> **WHAT THE TASK REQUIRES**:
From the entries below, count the lines with "Vertical". Write only the count.

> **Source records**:
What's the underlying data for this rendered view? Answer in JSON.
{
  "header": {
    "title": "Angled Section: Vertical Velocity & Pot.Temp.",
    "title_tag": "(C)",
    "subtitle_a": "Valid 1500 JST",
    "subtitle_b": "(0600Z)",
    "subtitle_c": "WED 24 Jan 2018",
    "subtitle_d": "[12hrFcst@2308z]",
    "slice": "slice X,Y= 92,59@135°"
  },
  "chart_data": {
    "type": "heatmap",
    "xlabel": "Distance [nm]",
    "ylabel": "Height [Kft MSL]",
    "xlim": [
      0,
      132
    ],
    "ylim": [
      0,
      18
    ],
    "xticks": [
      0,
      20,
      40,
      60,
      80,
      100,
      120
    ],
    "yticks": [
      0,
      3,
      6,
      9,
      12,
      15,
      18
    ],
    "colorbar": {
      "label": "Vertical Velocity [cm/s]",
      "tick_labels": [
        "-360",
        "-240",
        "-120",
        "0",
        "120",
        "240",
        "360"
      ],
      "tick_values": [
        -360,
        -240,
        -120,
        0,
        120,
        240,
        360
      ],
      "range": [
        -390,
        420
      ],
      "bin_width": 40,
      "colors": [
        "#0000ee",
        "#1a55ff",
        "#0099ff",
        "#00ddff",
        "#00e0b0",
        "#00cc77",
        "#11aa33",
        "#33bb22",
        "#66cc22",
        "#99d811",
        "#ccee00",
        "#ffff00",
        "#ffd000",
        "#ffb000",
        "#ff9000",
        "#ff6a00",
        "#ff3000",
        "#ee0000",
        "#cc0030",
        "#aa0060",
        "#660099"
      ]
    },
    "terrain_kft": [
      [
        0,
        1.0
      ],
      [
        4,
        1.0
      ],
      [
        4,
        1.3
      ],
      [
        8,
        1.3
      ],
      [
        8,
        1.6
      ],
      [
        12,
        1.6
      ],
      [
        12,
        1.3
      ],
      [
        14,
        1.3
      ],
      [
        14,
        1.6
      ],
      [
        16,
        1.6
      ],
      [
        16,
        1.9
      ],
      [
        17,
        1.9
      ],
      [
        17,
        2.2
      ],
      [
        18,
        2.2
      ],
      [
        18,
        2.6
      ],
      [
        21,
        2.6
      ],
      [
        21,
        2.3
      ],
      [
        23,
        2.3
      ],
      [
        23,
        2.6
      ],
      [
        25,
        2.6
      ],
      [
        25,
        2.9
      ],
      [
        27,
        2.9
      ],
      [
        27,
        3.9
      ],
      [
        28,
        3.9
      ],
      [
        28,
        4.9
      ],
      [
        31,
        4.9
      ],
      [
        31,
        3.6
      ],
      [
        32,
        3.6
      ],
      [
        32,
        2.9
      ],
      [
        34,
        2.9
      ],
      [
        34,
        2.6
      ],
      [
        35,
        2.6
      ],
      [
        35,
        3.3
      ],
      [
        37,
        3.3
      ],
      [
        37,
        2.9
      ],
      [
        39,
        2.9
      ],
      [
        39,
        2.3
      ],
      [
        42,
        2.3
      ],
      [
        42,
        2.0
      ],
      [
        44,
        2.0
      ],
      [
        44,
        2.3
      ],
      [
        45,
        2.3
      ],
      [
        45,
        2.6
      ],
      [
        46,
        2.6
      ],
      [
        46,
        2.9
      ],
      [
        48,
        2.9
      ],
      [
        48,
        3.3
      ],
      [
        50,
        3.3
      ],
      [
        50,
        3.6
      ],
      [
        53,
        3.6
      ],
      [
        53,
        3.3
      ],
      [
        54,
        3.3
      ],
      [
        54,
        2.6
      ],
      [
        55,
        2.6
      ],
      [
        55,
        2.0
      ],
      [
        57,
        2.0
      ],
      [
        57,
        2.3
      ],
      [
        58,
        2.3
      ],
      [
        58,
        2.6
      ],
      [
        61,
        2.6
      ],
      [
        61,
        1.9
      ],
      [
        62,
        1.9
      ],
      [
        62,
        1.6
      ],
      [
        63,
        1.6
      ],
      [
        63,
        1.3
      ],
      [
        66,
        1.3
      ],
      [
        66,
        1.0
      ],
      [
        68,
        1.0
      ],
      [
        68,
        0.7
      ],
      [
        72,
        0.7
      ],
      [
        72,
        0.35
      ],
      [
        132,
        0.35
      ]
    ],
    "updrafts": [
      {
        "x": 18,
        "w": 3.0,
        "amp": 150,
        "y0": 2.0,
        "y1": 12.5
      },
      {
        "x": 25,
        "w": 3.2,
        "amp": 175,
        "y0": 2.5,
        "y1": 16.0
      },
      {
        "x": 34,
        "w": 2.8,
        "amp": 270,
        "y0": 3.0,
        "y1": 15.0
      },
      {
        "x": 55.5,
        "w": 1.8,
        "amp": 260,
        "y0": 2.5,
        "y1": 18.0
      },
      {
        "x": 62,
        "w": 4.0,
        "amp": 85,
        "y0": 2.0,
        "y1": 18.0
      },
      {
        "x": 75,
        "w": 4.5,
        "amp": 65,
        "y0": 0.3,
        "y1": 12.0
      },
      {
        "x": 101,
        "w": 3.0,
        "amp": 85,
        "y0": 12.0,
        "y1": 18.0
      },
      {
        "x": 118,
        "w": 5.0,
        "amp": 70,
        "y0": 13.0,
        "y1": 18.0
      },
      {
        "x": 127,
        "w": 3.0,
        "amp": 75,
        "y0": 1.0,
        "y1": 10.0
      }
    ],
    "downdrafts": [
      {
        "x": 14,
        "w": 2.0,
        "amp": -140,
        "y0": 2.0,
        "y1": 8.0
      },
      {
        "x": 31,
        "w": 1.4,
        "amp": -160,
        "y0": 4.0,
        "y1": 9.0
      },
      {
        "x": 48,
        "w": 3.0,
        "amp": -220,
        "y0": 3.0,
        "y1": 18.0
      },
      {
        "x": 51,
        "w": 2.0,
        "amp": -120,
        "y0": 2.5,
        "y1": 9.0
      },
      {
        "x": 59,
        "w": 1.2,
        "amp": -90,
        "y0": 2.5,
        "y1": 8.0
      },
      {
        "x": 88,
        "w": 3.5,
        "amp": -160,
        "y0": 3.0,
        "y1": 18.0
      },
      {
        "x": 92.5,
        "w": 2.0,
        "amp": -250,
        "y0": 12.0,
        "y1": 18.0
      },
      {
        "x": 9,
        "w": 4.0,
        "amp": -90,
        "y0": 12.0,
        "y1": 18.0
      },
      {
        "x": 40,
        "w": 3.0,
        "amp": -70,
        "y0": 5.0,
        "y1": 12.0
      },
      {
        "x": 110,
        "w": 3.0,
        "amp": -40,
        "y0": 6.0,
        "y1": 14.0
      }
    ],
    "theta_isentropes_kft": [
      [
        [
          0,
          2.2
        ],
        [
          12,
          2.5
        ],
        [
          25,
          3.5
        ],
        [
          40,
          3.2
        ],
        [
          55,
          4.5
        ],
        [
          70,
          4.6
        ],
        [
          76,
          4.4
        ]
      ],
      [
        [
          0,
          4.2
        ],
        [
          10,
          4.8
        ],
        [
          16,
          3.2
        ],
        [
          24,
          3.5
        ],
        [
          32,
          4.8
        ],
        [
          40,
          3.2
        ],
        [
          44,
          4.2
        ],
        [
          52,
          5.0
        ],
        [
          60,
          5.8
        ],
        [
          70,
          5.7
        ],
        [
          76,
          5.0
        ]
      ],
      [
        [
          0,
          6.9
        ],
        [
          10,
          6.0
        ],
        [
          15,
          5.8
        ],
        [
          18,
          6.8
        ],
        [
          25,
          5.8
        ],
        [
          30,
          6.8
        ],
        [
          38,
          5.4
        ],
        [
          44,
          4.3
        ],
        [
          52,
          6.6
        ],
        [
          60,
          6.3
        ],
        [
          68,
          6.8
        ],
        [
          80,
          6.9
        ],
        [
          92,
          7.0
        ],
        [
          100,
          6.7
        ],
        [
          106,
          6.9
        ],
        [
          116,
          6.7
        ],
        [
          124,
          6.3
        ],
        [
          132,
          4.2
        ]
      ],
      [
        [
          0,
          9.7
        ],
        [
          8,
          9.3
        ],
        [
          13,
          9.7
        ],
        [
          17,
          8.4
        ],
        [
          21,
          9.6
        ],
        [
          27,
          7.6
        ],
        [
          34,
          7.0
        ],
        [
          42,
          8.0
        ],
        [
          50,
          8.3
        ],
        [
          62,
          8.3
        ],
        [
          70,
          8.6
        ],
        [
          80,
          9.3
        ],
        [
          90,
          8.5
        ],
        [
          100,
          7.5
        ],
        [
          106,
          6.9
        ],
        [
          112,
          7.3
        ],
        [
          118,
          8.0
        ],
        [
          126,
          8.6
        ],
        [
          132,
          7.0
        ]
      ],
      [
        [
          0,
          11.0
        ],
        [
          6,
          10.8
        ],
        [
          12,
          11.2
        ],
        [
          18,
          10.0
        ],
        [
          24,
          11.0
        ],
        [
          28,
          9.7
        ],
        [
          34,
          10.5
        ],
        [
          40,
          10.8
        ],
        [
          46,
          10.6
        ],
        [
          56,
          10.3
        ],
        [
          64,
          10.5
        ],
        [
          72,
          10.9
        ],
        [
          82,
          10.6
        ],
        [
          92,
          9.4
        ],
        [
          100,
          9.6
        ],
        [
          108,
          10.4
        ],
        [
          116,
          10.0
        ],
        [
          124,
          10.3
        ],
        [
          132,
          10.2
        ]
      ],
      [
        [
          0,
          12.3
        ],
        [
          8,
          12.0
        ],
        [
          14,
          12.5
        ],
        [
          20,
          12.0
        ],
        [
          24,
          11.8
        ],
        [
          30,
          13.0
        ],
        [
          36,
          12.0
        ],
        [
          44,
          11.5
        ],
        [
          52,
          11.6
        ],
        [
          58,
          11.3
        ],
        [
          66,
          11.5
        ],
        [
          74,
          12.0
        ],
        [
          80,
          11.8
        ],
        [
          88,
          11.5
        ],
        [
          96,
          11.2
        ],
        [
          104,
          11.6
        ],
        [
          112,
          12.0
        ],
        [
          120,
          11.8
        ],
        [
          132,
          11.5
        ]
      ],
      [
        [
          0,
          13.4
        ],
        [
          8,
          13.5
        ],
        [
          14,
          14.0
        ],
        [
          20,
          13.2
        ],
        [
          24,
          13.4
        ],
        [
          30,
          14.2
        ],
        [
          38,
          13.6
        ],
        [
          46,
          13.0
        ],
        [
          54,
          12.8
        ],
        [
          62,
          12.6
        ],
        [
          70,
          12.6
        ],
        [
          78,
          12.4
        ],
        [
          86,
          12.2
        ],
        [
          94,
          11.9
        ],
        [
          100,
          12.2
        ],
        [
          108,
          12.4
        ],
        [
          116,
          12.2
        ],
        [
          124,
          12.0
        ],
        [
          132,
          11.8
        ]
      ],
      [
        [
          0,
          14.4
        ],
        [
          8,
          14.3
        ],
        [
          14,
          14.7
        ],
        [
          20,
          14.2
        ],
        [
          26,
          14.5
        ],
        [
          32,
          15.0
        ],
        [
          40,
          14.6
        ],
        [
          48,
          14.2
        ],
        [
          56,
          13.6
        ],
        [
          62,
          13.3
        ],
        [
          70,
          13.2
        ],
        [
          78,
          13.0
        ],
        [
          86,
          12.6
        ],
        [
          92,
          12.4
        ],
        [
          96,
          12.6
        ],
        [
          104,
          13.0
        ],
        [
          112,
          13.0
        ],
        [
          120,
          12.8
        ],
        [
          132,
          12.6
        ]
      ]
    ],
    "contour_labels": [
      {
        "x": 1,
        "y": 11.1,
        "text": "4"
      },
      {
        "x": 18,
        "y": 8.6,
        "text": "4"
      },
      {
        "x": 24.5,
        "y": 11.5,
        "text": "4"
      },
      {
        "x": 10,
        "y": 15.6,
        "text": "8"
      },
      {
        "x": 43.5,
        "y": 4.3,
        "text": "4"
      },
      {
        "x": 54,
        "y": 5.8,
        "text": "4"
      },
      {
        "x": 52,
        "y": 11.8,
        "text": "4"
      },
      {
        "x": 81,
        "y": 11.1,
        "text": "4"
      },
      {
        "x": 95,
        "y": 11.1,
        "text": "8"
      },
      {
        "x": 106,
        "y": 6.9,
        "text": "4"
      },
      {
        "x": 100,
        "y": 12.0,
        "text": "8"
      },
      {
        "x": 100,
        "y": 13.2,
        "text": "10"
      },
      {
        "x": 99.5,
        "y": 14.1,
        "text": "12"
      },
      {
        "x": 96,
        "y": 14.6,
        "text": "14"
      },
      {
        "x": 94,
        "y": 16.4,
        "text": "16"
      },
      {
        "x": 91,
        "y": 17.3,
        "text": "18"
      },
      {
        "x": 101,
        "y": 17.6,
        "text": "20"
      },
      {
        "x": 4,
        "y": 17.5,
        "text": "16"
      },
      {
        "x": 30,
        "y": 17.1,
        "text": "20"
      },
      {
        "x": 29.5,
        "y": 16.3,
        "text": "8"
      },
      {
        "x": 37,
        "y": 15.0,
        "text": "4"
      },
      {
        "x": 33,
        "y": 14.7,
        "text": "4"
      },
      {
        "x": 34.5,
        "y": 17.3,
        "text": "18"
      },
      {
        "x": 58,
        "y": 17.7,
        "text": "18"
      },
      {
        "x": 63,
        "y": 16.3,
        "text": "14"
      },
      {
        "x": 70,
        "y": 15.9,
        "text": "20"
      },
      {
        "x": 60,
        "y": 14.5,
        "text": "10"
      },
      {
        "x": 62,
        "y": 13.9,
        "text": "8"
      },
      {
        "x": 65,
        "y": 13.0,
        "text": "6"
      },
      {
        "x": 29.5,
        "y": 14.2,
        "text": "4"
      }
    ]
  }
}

> **THE RESPONSE**:
2